• [Exercise description]: Retype the whole listing, please, keeping every line exact and dropping the pictures.

────────────────

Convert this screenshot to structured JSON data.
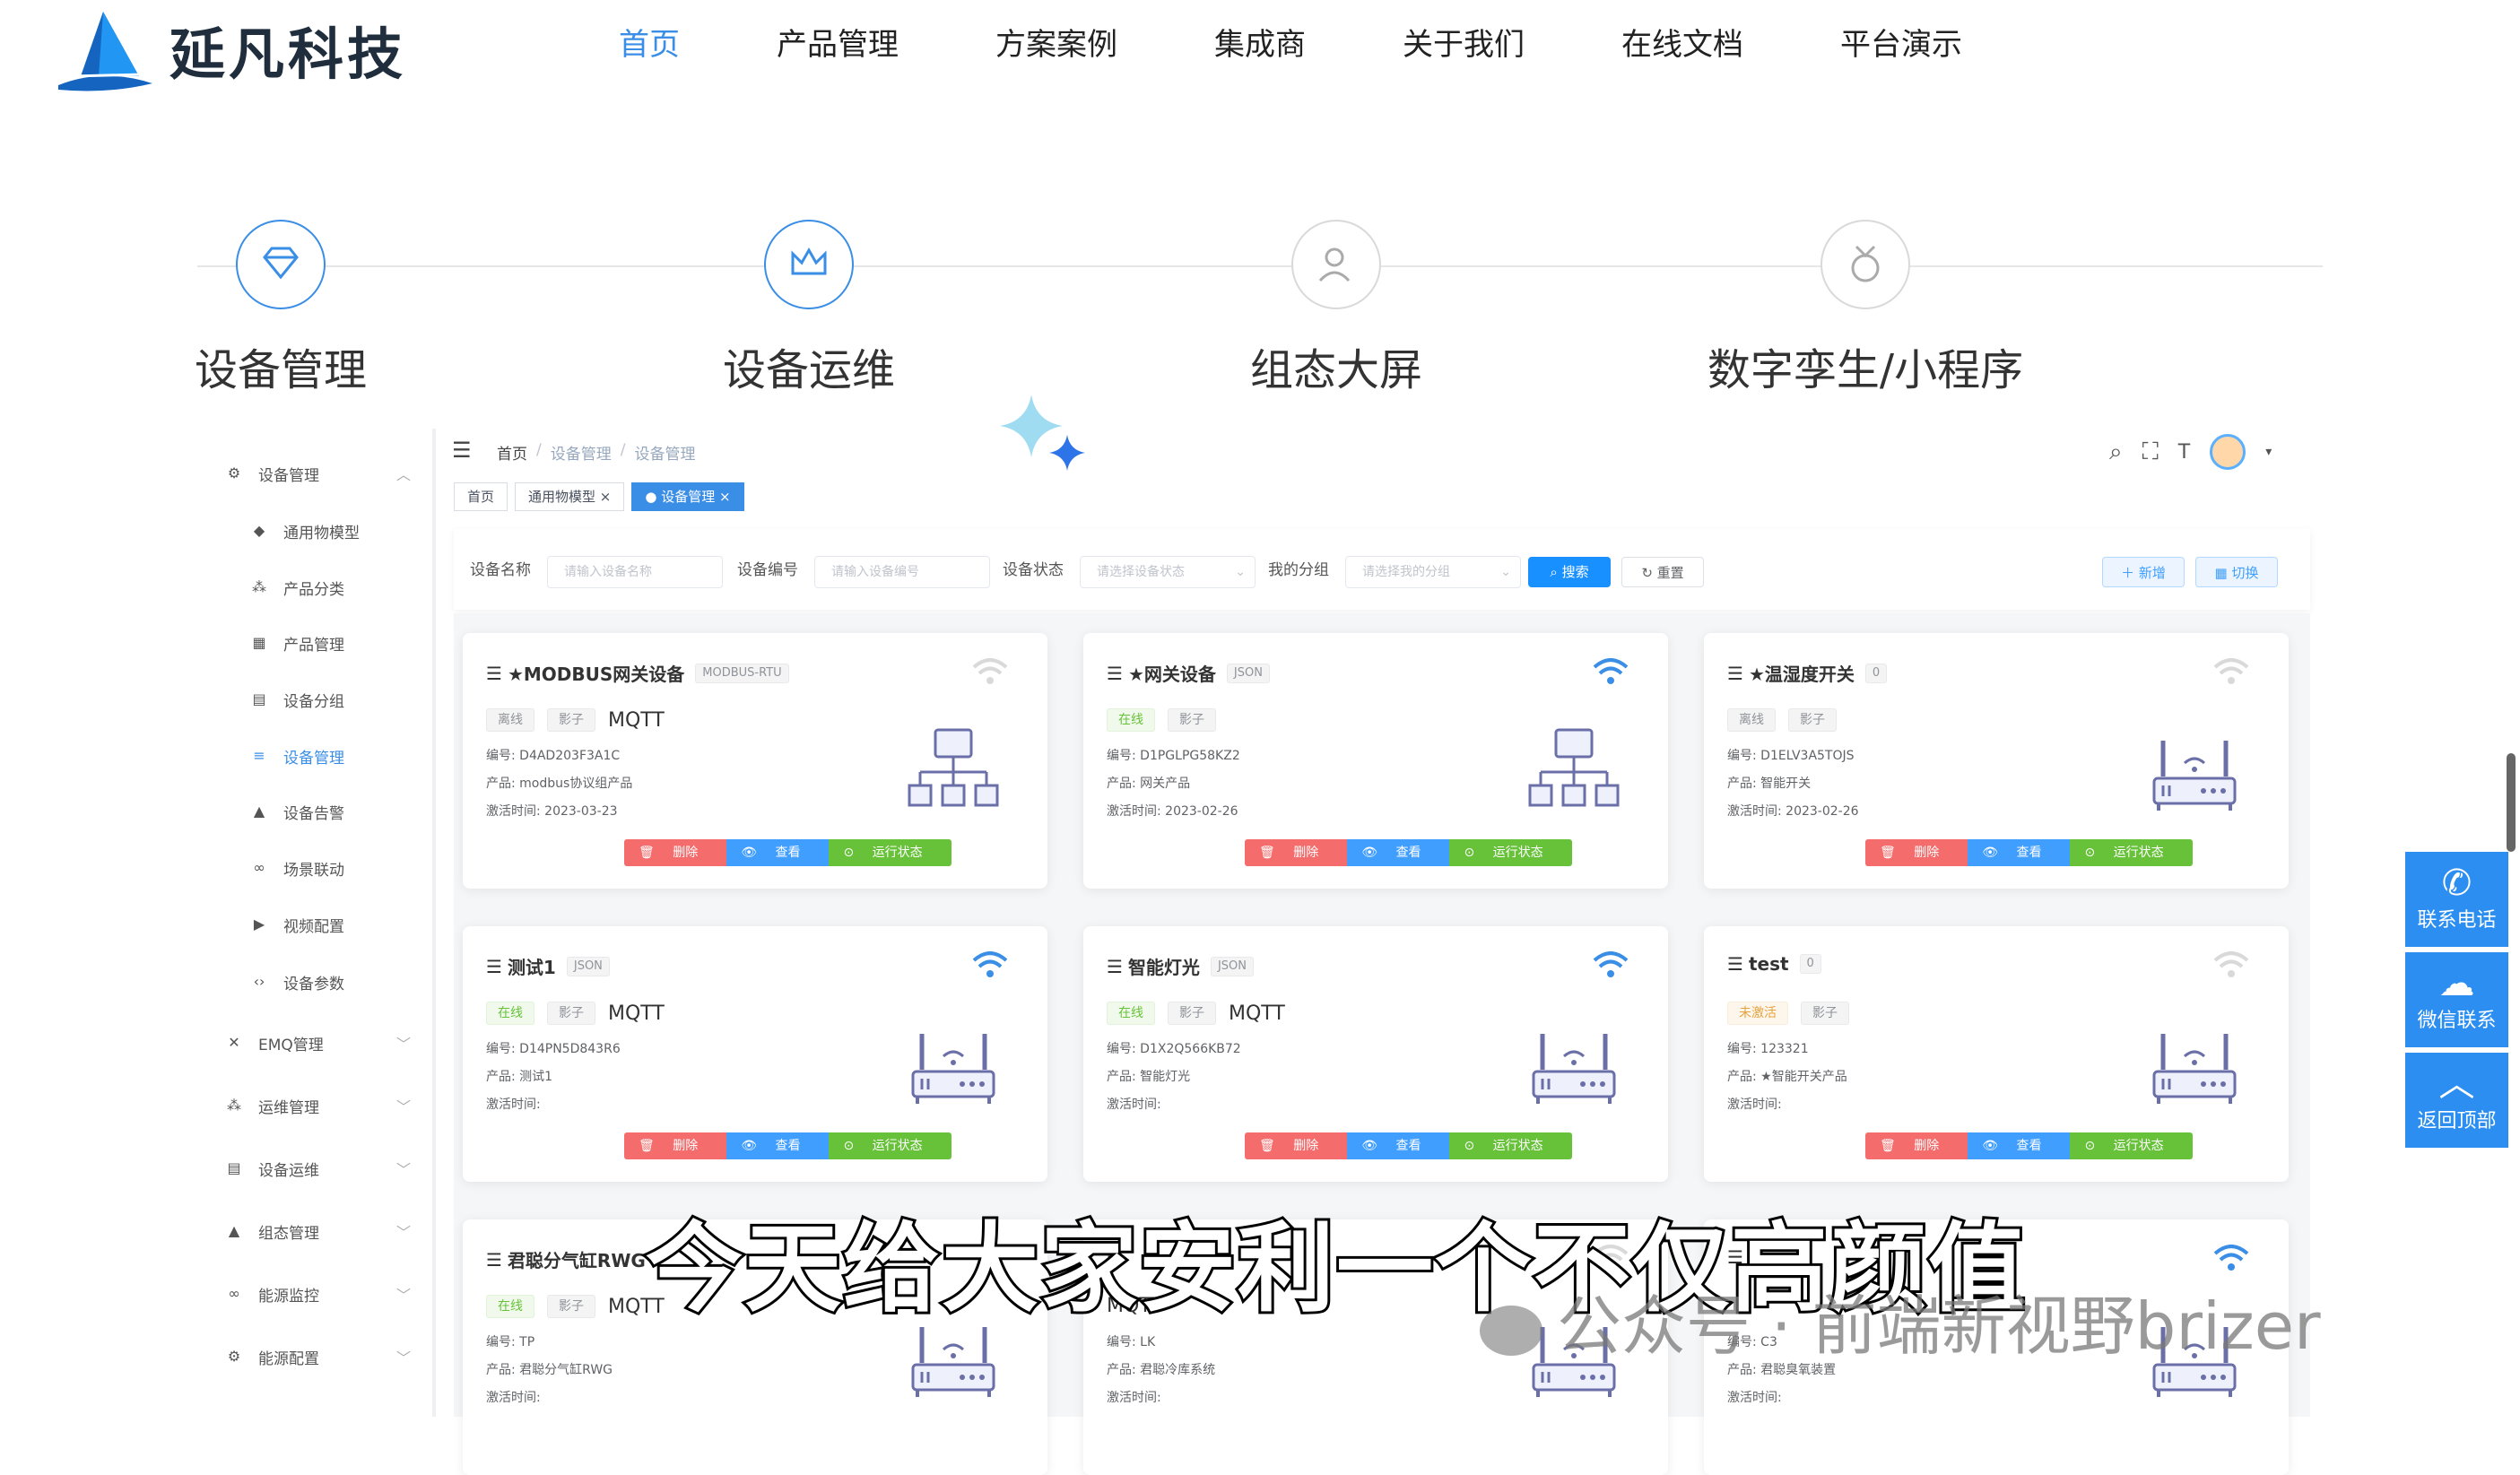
{
  "brand": {
    "name": "延凡科技"
  },
  "nav": {
    "items": [
      "首页",
      "产品管理",
      "方案案例",
      "集成商",
      "关于我们",
      "在线文档",
      "平台演示"
    ],
    "active": "首页"
  },
  "features": [
    {
      "label": "设备管理",
      "icon": "diamond-icon"
    },
    {
      "label": "设备运维",
      "icon": "crown-icon"
    },
    {
      "label": "组态大屏",
      "icon": "user-icon"
    },
    {
      "label": "数字孪生/小程序",
      "icon": "medal-icon"
    }
  ],
  "sidebar": {
    "items": [
      {
        "label": "设备管理",
        "icon": "gear-icon",
        "level": "top",
        "expanded": true
      },
      {
        "label": "通用物模型",
        "icon": "cube-icon",
        "level": "sub"
      },
      {
        "label": "产品分类",
        "icon": "tree-icon",
        "level": "sub"
      },
      {
        "label": "产品管理",
        "icon": "grid-icon",
        "level": "sub"
      },
      {
        "label": "设备分组",
        "icon": "table-icon",
        "level": "sub"
      },
      {
        "label": "设备管理",
        "icon": "list-icon",
        "level": "sub",
        "active": true
      },
      {
        "label": "设备告警",
        "icon": "bell-icon",
        "level": "sub"
      },
      {
        "label": "场景联动",
        "icon": "link-icon",
        "level": "sub"
      },
      {
        "label": "视频配置",
        "icon": "video-icon",
        "level": "sub"
      },
      {
        "label": "设备参数",
        "icon": "code-icon",
        "level": "sub"
      },
      {
        "label": "EMQ管理",
        "icon": "close-icon",
        "level": "top"
      },
      {
        "label": "运维管理",
        "icon": "tree-icon",
        "level": "top"
      },
      {
        "label": "设备运维",
        "icon": "table-icon",
        "level": "top"
      },
      {
        "label": "组态管理",
        "icon": "bell-icon",
        "level": "top"
      },
      {
        "label": "能源监控",
        "icon": "link-icon",
        "level": "top"
      },
      {
        "label": "能源配置",
        "icon": "gear-icon",
        "level": "top"
      }
    ]
  },
  "breadcrumb": [
    "首页",
    "设备管理",
    "设备管理"
  ],
  "tabs": [
    {
      "label": "首页"
    },
    {
      "label": "通用物模型"
    },
    {
      "label": "设备管理",
      "active": true
    }
  ],
  "filter": {
    "name_label": "设备名称",
    "name_ph": "请输入设备名称",
    "code_label": "设备编号",
    "code_ph": "请输入设备编号",
    "status_label": "设备状态",
    "status_ph": "请选择设备状态",
    "group_label": "我的分组",
    "group_ph": "请选择我的分组",
    "search": "搜索",
    "reset": "重置",
    "add": "新增",
    "switch": "切换"
  },
  "card_labels": {
    "code": "编号:",
    "product": "产品:",
    "time": "激活时间:",
    "delete": "删除",
    "view": "查看",
    "status": "运行状态",
    "shadow": "影子"
  },
  "devices": [
    {
      "name": "★MODBUS网关设备",
      "tag": "MODBUS-RTU",
      "status": "离线",
      "status_type": "off",
      "proto": "MQTT",
      "code": "D4AD203F3A1C",
      "product": "modbus协议组产品",
      "time": "2023-03-23",
      "ill": "network",
      "wifi": false
    },
    {
      "name": "★网关设备",
      "tag": "JSON",
      "status": "在线",
      "status_type": "on",
      "proto": "",
      "code": "D1PGLPG58KZ2",
      "product": "网关产品",
      "time": "2023-02-26",
      "ill": "network",
      "wifi": true
    },
    {
      "name": "★温湿度开关",
      "tag": "0",
      "status": "离线",
      "status_type": "off",
      "proto": "",
      "code": "D1ELV3A5TOJS",
      "product": "智能开关",
      "time": "2023-02-26",
      "ill": "router",
      "wifi": false
    },
    {
      "name": "测试1",
      "tag": "JSON",
      "status": "在线",
      "status_type": "on",
      "proto": "MQTT",
      "code": "D14PN5D843R6",
      "product": "测试1",
      "time": "",
      "ill": "router",
      "wifi": true
    },
    {
      "name": "智能灯光",
      "tag": "JSON",
      "status": "在线",
      "status_type": "on",
      "proto": "MQTT",
      "code": "D1X2Q566KB72",
      "product": "智能灯光",
      "time": "",
      "ill": "router",
      "wifi": true
    },
    {
      "name": "test",
      "tag": "0",
      "status": "未激活",
      "status_type": "warn",
      "proto": "",
      "code": "123321",
      "product": "★智能开关产品",
      "time": "",
      "ill": "router",
      "wifi": false
    },
    {
      "name": "君聪分气缸RWG",
      "tag": "",
      "status": "在线",
      "status_type": "on",
      "proto": "MQTT",
      "code": "TP",
      "product": "君聪分气缸RWG",
      "time": "",
      "ill": "router",
      "wifi": false
    },
    {
      "name": "",
      "tag": "",
      "status": "",
      "status_type": "on",
      "proto": "MQTT",
      "code": "LK",
      "product": "君聪冷库系统",
      "time": "",
      "ill": "router",
      "wifi": false
    },
    {
      "name": "",
      "tag": "",
      "status": "",
      "status_type": "on",
      "proto": "",
      "code": "C3",
      "product": "君聪臭氧装置",
      "time": "",
      "ill": "router",
      "wifi": true
    }
  ],
  "float": [
    {
      "label": "联系电话",
      "icon": "phone-icon"
    },
    {
      "label": "微信联系",
      "icon": "wechat-icon"
    },
    {
      "label": "返回顶部",
      "icon": "arrow-up-icon"
    }
  ],
  "subtitle": "今天给大家安利一个不仅高颜值",
  "watermark": "公众号 · 前端新视野brizer",
  "colors": {
    "primary": "#3a8ee6",
    "danger": "#f56c6c",
    "success": "#67c23a",
    "float": "#2b8ef0"
  }
}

────────────────

• [Solution below]:
Convert this screenshot to structured JSON data.
{
  "brand": {
    "name": "延凡科技"
  },
  "nav": {
    "items": [
      "首页",
      "产品管理",
      "方案案例",
      "集成商",
      "关于我们",
      "在线文档",
      "平台演示"
    ],
    "active": "首页"
  },
  "features": [
    {
      "label": "设备管理",
      "icon": "diamond-icon"
    },
    {
      "label": "设备运维",
      "icon": "crown-icon"
    },
    {
      "label": "组态大屏",
      "icon": "user-icon"
    },
    {
      "label": "数字孪生/小程序",
      "icon": "medal-icon"
    }
  ],
  "sidebar": {
    "items": [
      {
        "label": "设备管理",
        "icon": "gear-icon",
        "level": "top",
        "expanded": true
      },
      {
        "label": "通用物模型",
        "icon": "cube-icon",
        "level": "sub"
      },
      {
        "label": "产品分类",
        "icon": "tree-icon",
        "level": "sub"
      },
      {
        "label": "产品管理",
        "icon": "grid-icon",
        "level": "sub"
      },
      {
        "label": "设备分组",
        "icon": "table-icon",
        "level": "sub"
      },
      {
        "label": "设备管理",
        "icon": "list-icon",
        "level": "sub",
        "active": true
      },
      {
        "label": "设备告警",
        "icon": "bell-icon",
        "level": "sub"
      },
      {
        "label": "场景联动",
        "icon": "link-icon",
        "level": "sub"
      },
      {
        "label": "视频配置",
        "icon": "video-icon",
        "level": "sub"
      },
      {
        "label": "设备参数",
        "icon": "code-icon",
        "level": "sub"
      },
      {
        "label": "EMQ管理",
        "icon": "close-icon",
        "level": "top"
      },
      {
        "label": "运维管理",
        "icon": "tree-icon",
        "level": "top"
      },
      {
        "label": "设备运维",
        "icon": "table-icon",
        "level": "top"
      },
      {
        "label": "组态管理",
        "icon": "bell-icon",
        "level": "top"
      },
      {
        "label": "能源监控",
        "icon": "link-icon",
        "level": "top"
      },
      {
        "label": "能源配置",
        "icon": "gear-icon",
        "level": "top"
      }
    ]
  },
  "breadcrumb": [
    "首页",
    "设备管理",
    "设备管理"
  ],
  "tabs": [
    {
      "label": "首页"
    },
    {
      "label": "通用物模型"
    },
    {
      "label": "设备管理",
      "active": true
    }
  ],
  "filter": {
    "name_label": "设备名称",
    "name_ph": "请输入设备名称",
    "code_label": "设备编号",
    "code_ph": "请输入设备编号",
    "status_label": "设备状态",
    "status_ph": "请选择设备状态",
    "group_label": "我的分组",
    "group_ph": "请选择我的分组",
    "search": "搜索",
    "reset": "重置",
    "add": "新增",
    "switch": "切换"
  },
  "card_labels": {
    "code": "编号:",
    "product": "产品:",
    "time": "激活时间:",
    "delete": "删除",
    "view": "查看",
    "status": "运行状态",
    "shadow": "影子"
  },
  "devices": [
    {
      "name": "★MODBUS网关设备",
      "tag": "MODBUS-RTU",
      "status": "离线",
      "status_type": "off",
      "proto": "MQTT",
      "code": "D4AD203F3A1C",
      "product": "modbus协议组产品",
      "time": "2023-03-23",
      "ill": "network",
      "wifi": false
    },
    {
      "name": "★网关设备",
      "tag": "JSON",
      "status": "在线",
      "status_type": "on",
      "proto": "",
      "code": "D1PGLPG58KZ2",
      "product": "网关产品",
      "time": "2023-02-26",
      "ill": "network",
      "wifi": true
    },
    {
      "name": "★温湿度开关",
      "tag": "0",
      "status": "离线",
      "status_type": "off",
      "proto": "",
      "code": "D1ELV3A5TOJS",
      "product": "智能开关",
      "time": "2023-02-26",
      "ill": "router",
      "wifi": false
    },
    {
      "name": "测试1",
      "tag": "JSON",
      "status": "在线",
      "status_type": "on",
      "proto": "MQTT",
      "code": "D14PN5D843R6",
      "product": "测试1",
      "time": "",
      "ill": "router",
      "wifi": true
    },
    {
      "name": "智能灯光",
      "tag": "JSON",
      "status": "在线",
      "status_type": "on",
      "proto": "MQTT",
      "code": "D1X2Q566KB72",
      "product": "智能灯光",
      "time": "",
      "ill": "router",
      "wifi": true
    },
    {
      "name": "test",
      "tag": "0",
      "status": "未激活",
      "status_type": "warn",
      "proto": "",
      "code": "123321",
      "product": "★智能开关产品",
      "time": "",
      "ill": "router",
      "wifi": false
    },
    {
      "name": "君聪分气缸RWG",
      "tag": "",
      "status": "在线",
      "status_type": "on",
      "proto": "MQTT",
      "code": "TP",
      "product": "君聪分气缸RWG",
      "time": "",
      "ill": "router",
      "wifi": false
    },
    {
      "name": "",
      "tag": "",
      "status": "",
      "status_type": "on",
      "proto": "MQTT",
      "code": "LK",
      "product": "君聪冷库系统",
      "time": "",
      "ill": "router",
      "wifi": false
    },
    {
      "name": "",
      "tag": "",
      "status": "",
      "status_type": "on",
      "proto": "",
      "code": "C3",
      "product": "君聪臭氧装置",
      "time": "",
      "ill": "router",
      "wifi": true
    }
  ],
  "float": [
    {
      "label": "联系电话",
      "icon": "phone-icon"
    },
    {
      "label": "微信联系",
      "icon": "wechat-icon"
    },
    {
      "label": "返回顶部",
      "icon": "arrow-up-icon"
    }
  ],
  "subtitle": "今天给大家安利一个不仅高颜值",
  "watermark": "公众号 · 前端新视野brizer",
  "colors": {
    "primary": "#3a8ee6",
    "danger": "#f56c6c",
    "success": "#67c23a",
    "float": "#2b8ef0"
  }
}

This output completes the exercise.